Can you output the material exactly as written, minus any pictures it holds?
--- begin ---
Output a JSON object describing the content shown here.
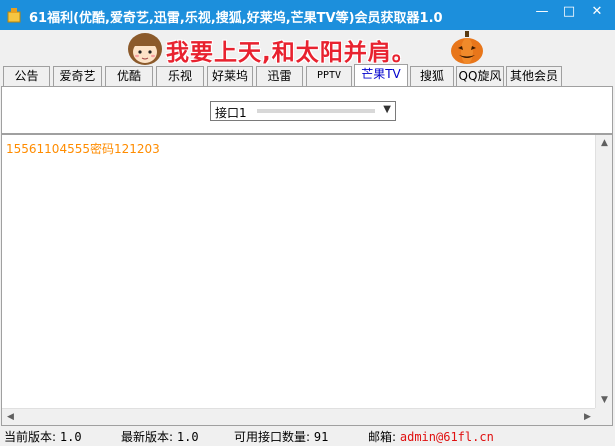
{
  "window": {
    "title": "61福利(优酷,爱奇艺,迅雷,乐视,搜狐,好莱坞,芒果TV等)会员获取器1.0",
    "minimize_icon": "minimize-icon",
    "maximize_icon": "maximize-icon",
    "close_icon": "close-icon"
  },
  "banner": {
    "text": "我要上天,和太阳并肩。"
  },
  "tabs": [
    {
      "label": "公告"
    },
    {
      "label": "爱奇艺"
    },
    {
      "label": "优酷"
    },
    {
      "label": "乐视"
    },
    {
      "label": "好莱坞"
    },
    {
      "label": "迅雷"
    },
    {
      "label": "PPTV"
    },
    {
      "label": "芒果TV",
      "active": true
    },
    {
      "label": "搜狐"
    },
    {
      "label": "QQ旋风"
    },
    {
      "label": "其他会员"
    }
  ],
  "interface_select": {
    "value": "接口1"
  },
  "content": {
    "lines": [
      "15561104555密码121203"
    ]
  },
  "status": {
    "current_version_label": "当前版本:",
    "current_version": "1.0",
    "latest_version_label": "最新版本:",
    "latest_version": "1.0",
    "available_count_label": "可用接口数量:",
    "available_count": "91",
    "mail_label": "邮箱:",
    "mail": "admin@61fl.cn"
  },
  "colors": {
    "titlebar": "#1c8fdc",
    "banner_text": "#e8222f",
    "content_text": "#ff8c00",
    "email": "#e01010",
    "active_tab_text": "#0000cc"
  }
}
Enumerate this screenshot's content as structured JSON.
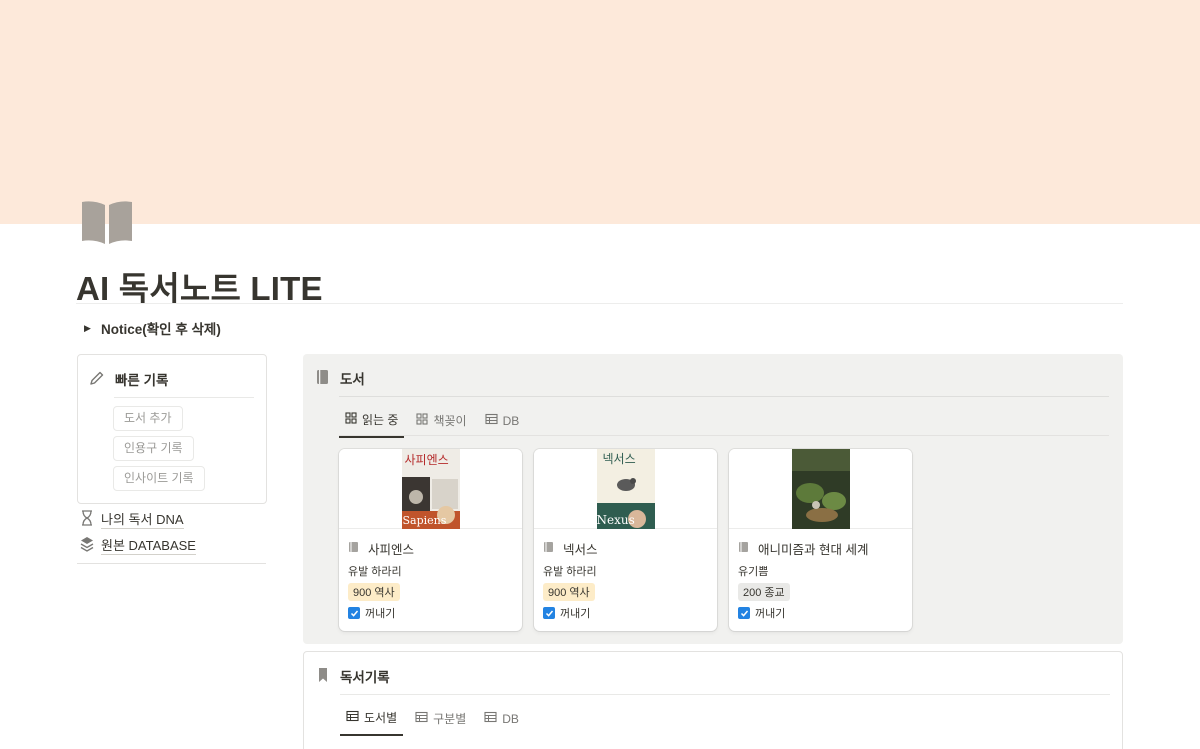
--- end ---
▶ **Solution to this exercise**
Output a JSON object describing the content shown here.
{
  "window": {
    "title": "61福利(优酷,爱奇艺,迅雷,乐视,搜狐,好莱坞,芒果TV等)会员获取器1.0",
    "minimize_icon": "minimize-icon",
    "maximize_icon": "maximize-icon",
    "close_icon": "close-icon"
  },
  "banner": {
    "text": "我要上天,和太阳并肩。"
  },
  "tabs": [
    {
      "label": "公告"
    },
    {
      "label": "爱奇艺"
    },
    {
      "label": "优酷"
    },
    {
      "label": "乐视"
    },
    {
      "label": "好莱坞"
    },
    {
      "label": "迅雷"
    },
    {
      "label": "PPTV"
    },
    {
      "label": "芒果TV",
      "active": true
    },
    {
      "label": "搜狐"
    },
    {
      "label": "QQ旋风"
    },
    {
      "label": "其他会员"
    }
  ],
  "interface_select": {
    "value": "接口1"
  },
  "content": {
    "lines": [
      "15561104555密码121203"
    ]
  },
  "status": {
    "current_version_label": "当前版本:",
    "current_version": "1.0",
    "latest_version_label": "最新版本:",
    "latest_version": "1.0",
    "available_count_label": "可用接口数量:",
    "available_count": "91",
    "mail_label": "邮箱:",
    "mail": "admin@61fl.cn"
  },
  "colors": {
    "titlebar": "#1c8fdc",
    "banner_text": "#e8222f",
    "content_text": "#ff8c00",
    "email": "#e01010",
    "active_tab_text": "#0000cc"
  }
}
Enumerate this screenshot's content as structured JSON.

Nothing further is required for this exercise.